◆ Short task
Repeat the material exactly, every line of it.

(Stored data)
● ● ● ● ● ● ●
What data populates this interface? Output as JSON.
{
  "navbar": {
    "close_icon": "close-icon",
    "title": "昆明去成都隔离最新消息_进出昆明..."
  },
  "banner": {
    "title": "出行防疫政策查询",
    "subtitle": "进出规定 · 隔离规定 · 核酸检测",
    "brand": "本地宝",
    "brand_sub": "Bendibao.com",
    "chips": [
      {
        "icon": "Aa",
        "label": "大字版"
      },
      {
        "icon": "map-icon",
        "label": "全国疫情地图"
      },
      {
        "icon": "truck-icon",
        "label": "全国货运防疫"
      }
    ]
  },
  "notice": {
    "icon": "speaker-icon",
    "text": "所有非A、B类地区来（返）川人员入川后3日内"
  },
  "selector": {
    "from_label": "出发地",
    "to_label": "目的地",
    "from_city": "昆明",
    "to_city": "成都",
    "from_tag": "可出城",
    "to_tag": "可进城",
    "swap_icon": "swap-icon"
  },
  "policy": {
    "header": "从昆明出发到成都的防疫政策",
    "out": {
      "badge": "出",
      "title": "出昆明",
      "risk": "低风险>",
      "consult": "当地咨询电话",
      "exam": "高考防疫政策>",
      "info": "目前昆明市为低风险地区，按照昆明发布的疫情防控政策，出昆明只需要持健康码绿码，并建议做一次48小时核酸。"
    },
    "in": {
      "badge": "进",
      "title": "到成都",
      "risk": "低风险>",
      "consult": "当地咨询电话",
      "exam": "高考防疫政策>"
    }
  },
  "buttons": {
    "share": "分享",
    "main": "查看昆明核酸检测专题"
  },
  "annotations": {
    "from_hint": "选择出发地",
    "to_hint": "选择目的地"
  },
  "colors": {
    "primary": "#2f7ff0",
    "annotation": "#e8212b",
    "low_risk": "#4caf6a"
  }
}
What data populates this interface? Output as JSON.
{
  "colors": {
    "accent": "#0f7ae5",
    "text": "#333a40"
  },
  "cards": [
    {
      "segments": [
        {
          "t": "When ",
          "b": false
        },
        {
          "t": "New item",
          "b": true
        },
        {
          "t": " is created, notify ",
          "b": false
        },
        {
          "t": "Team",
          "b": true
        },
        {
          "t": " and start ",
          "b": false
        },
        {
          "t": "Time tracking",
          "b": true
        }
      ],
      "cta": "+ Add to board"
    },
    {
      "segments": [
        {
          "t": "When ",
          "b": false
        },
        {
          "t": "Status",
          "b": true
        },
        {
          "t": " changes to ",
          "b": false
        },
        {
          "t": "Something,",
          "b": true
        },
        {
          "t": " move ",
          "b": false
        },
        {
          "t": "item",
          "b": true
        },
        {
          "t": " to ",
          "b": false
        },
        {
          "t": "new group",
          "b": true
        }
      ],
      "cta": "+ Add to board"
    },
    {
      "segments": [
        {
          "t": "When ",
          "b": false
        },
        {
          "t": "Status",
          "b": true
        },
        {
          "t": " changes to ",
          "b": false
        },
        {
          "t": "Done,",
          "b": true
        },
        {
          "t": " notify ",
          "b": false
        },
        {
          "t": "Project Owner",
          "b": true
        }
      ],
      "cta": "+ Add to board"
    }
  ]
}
● ● ● ● ● ● ●
◆ Task solution
What data populates this interface? Output as JSON.
{
  "navbar": {
    "close_icon": "close-icon",
    "title": "昆明去成都隔离最新消息_进出昆明..."
  },
  "banner": {
    "title": "出行防疫政策查询",
    "subtitle": "进出规定 · 隔离规定 · 核酸检测",
    "brand": "本地宝",
    "brand_sub": "Bendibao.com",
    "chips": [
      {
        "icon": "Aa",
        "label": "大字版"
      },
      {
        "icon": "map-icon",
        "label": "全国疫情地图"
      },
      {
        "icon": "truck-icon",
        "label": "全国货运防疫"
      }
    ]
  },
  "notice": {
    "icon": "speaker-icon",
    "text": "所有非A、B类地区来（返）川人员入川后3日内"
  },
  "selector": {
    "from_label": "出发地",
    "to_label": "目的地",
    "from_city": "昆明",
    "to_city": "成都",
    "from_tag": "可出城",
    "to_tag": "可进城",
    "swap_icon": "swap-icon"
  },
  "policy": {
    "header": "从昆明出发到成都的防疫政策",
    "out": {
      "badge": "出",
      "title": "出昆明",
      "risk": "低风险>",
      "consult": "当地咨询电话",
      "exam": "高考防疫政策>",
      "info": "目前昆明市为低风险地区，按照昆明发布的疫情防控政策，出昆明只需要持健康码绿码，并建议做一次48小时核酸。"
    },
    "in": {
      "badge": "进",
      "title": "到成都",
      "risk": "低风险>",
      "consult": "当地咨询电话",
      "exam": "高考防疫政策>"
    }
  },
  "buttons": {
    "share": "分享",
    "main": "查看昆明核酸检测专题"
  },
  "annotations": {
    "from_hint": "选择出发地",
    "to_hint": "选择目的地"
  },
  "colors": {
    "primary": "#2f7ff0",
    "annotation": "#e8212b",
    "low_risk": "#4caf6a"
  }
}
What data populates this interface? Output as JSON.
{
  "colors": {
    "accent": "#0f7ae5",
    "text": "#333a40"
  },
  "cards": [
    {
      "segments": [
        {
          "t": "When ",
          "b": false
        },
        {
          "t": "New item",
          "b": true
        },
        {
          "t": " is created, notify ",
          "b": false
        },
        {
          "t": "Team",
          "b": true
        },
        {
          "t": " and start ",
          "b": false
        },
        {
          "t": "Time tracking",
          "b": true
        }
      ],
      "cta": "+ Add to board"
    },
    {
      "segments": [
        {
          "t": "When ",
          "b": false
        },
        {
          "t": "Status",
          "b": true
        },
        {
          "t": " changes to ",
          "b": false
        },
        {
          "t": "Something,",
          "b": true
        },
        {
          "t": " move ",
          "b": false
        },
        {
          "t": "item",
          "b": true
        },
        {
          "t": " to ",
          "b": false
        },
        {
          "t": "new group",
          "b": true
        }
      ],
      "cta": "+ Add to board"
    },
    {
      "segments": [
        {
          "t": "When ",
          "b": false
        },
        {
          "t": "Status",
          "b": true
        },
        {
          "t": " changes to ",
          "b": false
        },
        {
          "t": "Done,",
          "b": true
        },
        {
          "t": " notify ",
          "b": false
        },
        {
          "t": "Project Owner",
          "b": true
        }
      ],
      "cta": "+ Add to board"
    }
  ]
}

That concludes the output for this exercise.